Set exercise: Write each line out exactly, leaving none out.

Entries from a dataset

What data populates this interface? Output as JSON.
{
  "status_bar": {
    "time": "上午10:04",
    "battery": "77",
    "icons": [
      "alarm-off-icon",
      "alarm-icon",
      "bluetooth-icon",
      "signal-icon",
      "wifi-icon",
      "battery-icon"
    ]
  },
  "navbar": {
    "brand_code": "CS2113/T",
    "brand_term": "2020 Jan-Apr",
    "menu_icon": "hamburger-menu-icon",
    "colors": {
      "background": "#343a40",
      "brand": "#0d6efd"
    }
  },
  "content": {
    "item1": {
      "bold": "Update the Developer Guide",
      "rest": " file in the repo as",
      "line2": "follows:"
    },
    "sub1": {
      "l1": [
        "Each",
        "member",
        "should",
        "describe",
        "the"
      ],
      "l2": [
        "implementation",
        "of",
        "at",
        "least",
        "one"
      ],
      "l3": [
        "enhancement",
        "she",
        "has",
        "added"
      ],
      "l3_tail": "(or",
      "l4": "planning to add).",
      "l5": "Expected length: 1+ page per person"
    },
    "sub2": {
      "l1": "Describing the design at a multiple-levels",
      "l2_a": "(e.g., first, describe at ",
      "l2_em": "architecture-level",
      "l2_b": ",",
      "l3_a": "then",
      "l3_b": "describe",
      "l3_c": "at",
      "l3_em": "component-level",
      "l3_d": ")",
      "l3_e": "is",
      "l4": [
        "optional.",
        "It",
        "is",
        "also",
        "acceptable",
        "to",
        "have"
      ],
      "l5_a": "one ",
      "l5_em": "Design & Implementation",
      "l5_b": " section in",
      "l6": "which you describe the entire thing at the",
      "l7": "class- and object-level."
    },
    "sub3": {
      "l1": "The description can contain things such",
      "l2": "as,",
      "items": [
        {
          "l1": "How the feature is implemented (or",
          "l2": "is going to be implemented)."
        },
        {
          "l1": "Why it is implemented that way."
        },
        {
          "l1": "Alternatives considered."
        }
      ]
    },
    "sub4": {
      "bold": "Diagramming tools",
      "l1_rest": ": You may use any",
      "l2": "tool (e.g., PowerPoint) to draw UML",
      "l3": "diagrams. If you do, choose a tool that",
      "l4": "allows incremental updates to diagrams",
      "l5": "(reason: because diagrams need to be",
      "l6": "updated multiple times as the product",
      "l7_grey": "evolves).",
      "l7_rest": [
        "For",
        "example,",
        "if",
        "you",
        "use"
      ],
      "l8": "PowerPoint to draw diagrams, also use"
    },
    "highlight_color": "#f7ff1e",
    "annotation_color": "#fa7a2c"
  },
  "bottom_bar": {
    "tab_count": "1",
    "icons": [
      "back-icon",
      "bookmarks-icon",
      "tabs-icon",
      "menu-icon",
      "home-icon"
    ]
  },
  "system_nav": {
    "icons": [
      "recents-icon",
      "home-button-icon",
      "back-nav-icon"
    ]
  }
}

Reply:
What data populates this interface? Output as JSON.
{
  "status_bar": {
    "time": "上午10:04",
    "battery": "77",
    "icons": [
      "alarm-off-icon",
      "alarm-icon",
      "bluetooth-icon",
      "signal-icon",
      "wifi-icon",
      "battery-icon"
    ]
  },
  "navbar": {
    "brand_code": "CS2113/T",
    "brand_term": "2020 Jan-Apr",
    "menu_icon": "hamburger-menu-icon",
    "colors": {
      "background": "#343a40",
      "brand": "#0d6efd"
    }
  },
  "content": {
    "item1": {
      "bold": "Update the Developer Guide",
      "rest": " file in the repo as",
      "line2": "follows:"
    },
    "sub1": {
      "l1": [
        "Each",
        "member",
        "should",
        "describe",
        "the"
      ],
      "l2": [
        "implementation",
        "of",
        "at",
        "least",
        "one"
      ],
      "l3": [
        "enhancement",
        "she",
        "has",
        "added"
      ],
      "l3_tail": "(or",
      "l4": "planning to add).",
      "l5": "Expected length: 1+ page per person"
    },
    "sub2": {
      "l1": "Describing the design at a multiple-levels",
      "l2_a": "(e.g., first, describe at ",
      "l2_em": "architecture-level",
      "l2_b": ",",
      "l3_a": "then",
      "l3_b": "describe",
      "l3_c": "at",
      "l3_em": "component-level",
      "l3_d": ")",
      "l3_e": "is",
      "l4": [
        "optional.",
        "It",
        "is",
        "also",
        "acceptable",
        "to",
        "have"
      ],
      "l5_a": "one ",
      "l5_em": "Design & Implementation",
      "l5_b": " section in",
      "l6": "which you describe the entire thing at the",
      "l7": "class- and object-level."
    },
    "sub3": {
      "l1": "The description can contain things such",
      "l2": "as,",
      "items": [
        {
          "l1": "How the feature is implemented (or",
          "l2": "is going to be implemented)."
        },
        {
          "l1": "Why it is implemented that way."
        },
        {
          "l1": "Alternatives considered."
        }
      ]
    },
    "sub4": {
      "bold": "Diagramming tools",
      "l1_rest": ": You may use any",
      "l2": "tool (e.g., PowerPoint) to draw UML",
      "l3": "diagrams. If you do, choose a tool that",
      "l4": "allows incremental updates to diagrams",
      "l5": "(reason: because diagrams need to be",
      "l6": "updated multiple times as the product",
      "l7_grey": "evolves).",
      "l7_rest": [
        "For",
        "example,",
        "if",
        "you",
        "use"
      ],
      "l8": "PowerPoint to draw diagrams, also use"
    },
    "highlight_color": "#f7ff1e",
    "annotation_color": "#fa7a2c"
  },
  "bottom_bar": {
    "tab_count": "1",
    "icons": [
      "back-icon",
      "bookmarks-icon",
      "tabs-icon",
      "menu-icon",
      "home-icon"
    ]
  },
  "system_nav": {
    "icons": [
      "recents-icon",
      "home-button-icon",
      "back-nav-icon"
    ]
  }
}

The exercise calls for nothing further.